### Aim
Check every line below for the word "JSON" and copy each one that has it.

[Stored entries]
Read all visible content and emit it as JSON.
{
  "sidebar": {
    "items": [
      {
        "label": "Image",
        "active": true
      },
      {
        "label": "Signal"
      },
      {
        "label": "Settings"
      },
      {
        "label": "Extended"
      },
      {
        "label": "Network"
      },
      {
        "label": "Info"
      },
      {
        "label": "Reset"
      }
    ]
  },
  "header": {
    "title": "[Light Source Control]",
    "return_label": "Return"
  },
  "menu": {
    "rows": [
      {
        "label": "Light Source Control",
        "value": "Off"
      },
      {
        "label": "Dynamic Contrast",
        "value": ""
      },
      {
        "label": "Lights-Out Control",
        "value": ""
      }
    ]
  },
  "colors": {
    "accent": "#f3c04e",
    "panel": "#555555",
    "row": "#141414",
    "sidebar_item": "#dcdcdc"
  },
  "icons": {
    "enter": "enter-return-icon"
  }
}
---
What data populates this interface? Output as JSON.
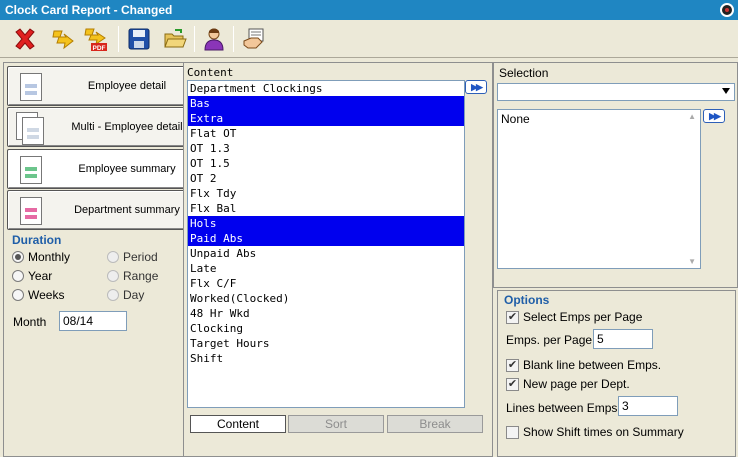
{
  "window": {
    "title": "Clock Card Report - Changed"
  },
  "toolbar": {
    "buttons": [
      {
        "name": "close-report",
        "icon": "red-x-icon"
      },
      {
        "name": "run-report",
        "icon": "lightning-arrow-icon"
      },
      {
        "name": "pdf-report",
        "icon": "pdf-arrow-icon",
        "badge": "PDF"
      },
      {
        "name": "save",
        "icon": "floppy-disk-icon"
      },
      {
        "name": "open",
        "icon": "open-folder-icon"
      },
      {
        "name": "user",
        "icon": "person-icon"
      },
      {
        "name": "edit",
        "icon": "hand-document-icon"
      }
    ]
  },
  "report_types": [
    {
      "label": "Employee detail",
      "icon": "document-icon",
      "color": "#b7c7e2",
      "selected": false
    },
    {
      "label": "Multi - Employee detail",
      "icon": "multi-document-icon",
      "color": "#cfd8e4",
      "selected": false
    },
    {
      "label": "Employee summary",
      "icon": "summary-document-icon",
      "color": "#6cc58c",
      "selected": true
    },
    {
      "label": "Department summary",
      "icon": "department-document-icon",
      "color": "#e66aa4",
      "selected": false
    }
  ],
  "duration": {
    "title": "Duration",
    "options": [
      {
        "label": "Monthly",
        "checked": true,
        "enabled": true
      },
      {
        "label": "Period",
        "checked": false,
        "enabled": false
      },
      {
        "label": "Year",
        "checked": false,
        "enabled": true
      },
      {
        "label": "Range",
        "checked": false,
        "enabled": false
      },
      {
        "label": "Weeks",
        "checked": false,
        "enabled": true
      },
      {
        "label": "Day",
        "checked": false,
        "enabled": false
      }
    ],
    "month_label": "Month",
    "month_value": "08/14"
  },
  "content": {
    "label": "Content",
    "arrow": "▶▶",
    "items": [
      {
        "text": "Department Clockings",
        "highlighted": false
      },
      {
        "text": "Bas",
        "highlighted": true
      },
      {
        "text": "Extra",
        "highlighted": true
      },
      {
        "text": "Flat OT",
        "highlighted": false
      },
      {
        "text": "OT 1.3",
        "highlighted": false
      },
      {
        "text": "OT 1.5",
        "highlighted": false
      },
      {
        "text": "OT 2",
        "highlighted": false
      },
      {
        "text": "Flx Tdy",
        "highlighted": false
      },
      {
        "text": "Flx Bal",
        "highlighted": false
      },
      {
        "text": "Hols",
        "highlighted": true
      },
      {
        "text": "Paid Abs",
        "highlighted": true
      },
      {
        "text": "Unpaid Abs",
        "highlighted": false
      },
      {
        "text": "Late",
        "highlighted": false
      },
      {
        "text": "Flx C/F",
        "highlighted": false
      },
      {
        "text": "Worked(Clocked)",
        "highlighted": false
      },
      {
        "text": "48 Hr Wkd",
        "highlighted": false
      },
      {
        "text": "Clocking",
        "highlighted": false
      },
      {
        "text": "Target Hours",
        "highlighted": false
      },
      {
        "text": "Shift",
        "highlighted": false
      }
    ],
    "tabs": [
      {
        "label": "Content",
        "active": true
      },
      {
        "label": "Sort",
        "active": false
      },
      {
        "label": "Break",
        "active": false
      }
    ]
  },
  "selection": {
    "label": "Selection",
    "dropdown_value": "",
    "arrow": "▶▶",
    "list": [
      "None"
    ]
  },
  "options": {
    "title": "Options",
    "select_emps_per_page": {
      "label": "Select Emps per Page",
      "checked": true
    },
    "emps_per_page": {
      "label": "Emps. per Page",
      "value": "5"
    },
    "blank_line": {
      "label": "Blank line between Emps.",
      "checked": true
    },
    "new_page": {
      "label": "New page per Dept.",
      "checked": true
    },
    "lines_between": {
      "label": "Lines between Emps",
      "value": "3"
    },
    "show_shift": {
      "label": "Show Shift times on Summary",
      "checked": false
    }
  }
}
...
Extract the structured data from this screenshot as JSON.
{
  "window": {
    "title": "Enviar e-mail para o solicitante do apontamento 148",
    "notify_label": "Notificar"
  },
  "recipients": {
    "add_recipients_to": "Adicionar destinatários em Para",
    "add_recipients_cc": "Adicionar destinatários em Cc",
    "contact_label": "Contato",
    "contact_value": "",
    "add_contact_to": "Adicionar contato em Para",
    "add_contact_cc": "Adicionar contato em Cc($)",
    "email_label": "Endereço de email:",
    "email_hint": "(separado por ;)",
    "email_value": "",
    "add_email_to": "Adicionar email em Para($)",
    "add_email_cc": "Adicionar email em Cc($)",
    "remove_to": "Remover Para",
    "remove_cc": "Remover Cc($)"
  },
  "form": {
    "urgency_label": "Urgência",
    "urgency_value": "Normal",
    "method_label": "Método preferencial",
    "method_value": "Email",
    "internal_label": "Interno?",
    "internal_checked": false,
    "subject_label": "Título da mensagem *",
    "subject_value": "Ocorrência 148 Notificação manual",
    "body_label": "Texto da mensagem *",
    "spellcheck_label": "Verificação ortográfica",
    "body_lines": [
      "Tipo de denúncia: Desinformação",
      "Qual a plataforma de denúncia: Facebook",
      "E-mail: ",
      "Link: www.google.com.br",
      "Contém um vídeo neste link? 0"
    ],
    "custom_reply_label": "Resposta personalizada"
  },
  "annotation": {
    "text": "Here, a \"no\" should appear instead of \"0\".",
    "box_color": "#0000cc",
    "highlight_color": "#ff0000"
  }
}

### The answer
Read all visible content and emit it as JSON.
What data populates this interface? Output as JSON.
Extract the structured data from this screenshot as JSON.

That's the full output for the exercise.